TASK DATA
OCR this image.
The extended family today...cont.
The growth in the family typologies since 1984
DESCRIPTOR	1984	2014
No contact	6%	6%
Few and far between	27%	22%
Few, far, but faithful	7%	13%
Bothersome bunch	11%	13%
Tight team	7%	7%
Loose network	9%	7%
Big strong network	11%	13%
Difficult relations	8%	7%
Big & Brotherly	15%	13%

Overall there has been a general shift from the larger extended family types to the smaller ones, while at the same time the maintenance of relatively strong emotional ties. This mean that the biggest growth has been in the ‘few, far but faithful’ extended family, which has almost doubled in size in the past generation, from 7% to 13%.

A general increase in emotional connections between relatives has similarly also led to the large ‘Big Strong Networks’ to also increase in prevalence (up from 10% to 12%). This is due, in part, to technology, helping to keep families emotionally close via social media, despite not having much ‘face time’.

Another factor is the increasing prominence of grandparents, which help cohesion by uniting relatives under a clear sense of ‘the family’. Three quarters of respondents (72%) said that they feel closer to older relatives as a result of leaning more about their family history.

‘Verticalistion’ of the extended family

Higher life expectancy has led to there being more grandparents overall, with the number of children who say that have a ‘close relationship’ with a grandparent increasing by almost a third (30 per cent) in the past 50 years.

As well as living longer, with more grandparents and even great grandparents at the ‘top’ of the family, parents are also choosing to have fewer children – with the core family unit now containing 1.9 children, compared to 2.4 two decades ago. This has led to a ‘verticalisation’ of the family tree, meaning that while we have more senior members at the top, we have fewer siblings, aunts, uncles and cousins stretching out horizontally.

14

PROBLEM DESCRIPTION
Make an exact copy of every entry.

EXERCISE ANSWER
OCR this image.
The extended family today...cont.
The growth in the family typologies since 1984
DESCRIPTOR	1984	2014
No contact	6%	6%
Few and far between	27%	22%
Few, far, but faithful	7%	13%
Bothersome bunch	11%	13%
Tight team	7%	7%
Loose network	9%	7%
Big strong network	11%	13%
Difficult relations	8%	7%
Big & Brotherly	15%	13%

Overall there has been a general shift from the larger extended family types to the smaller ones, while at the same time the maintenance of relatively strong emotional ties. This mean that the biggest growth has been in the ‘few, far but faithful’ extended family, which has almost doubled in size in the past generation, from 7% to 13%.

A general increase in emotional connections between relatives has similarly also led to the large ‘Big Strong Networks’ to also increase in prevalence (up from 10% to 12%). This is due, in part, to technology, helping to keep families emotionally close via social media, despite not having much ‘face time’.

Another factor is the increasing prominence of grandparents, which help cohesion by uniting relatives under a clear sense of ‘the family’. Three quarters of respondents (72%) said that they feel closer to older relatives as a result of leaning more about their family history.

‘Verticalistion’ of the extended family

Higher life expectancy has led to there being more grandparents overall, with the number of children who say that have a ‘close relationship’ with a grandparent increasing by almost a third (30 per cent) in the past 50 years.

As well as living longer, with more grandparents and even great grandparents at the ‘top’ of the family, parents are also choosing to have fewer children – with the core family unit now containing 1.9 children, compared to 2.4 two decades ago. This has led to a ‘verticalisation’ of the family tree, meaning that while we have more senior members at the top, we have fewer siblings, aunts, uncles and cousins stretching out horizontally.

14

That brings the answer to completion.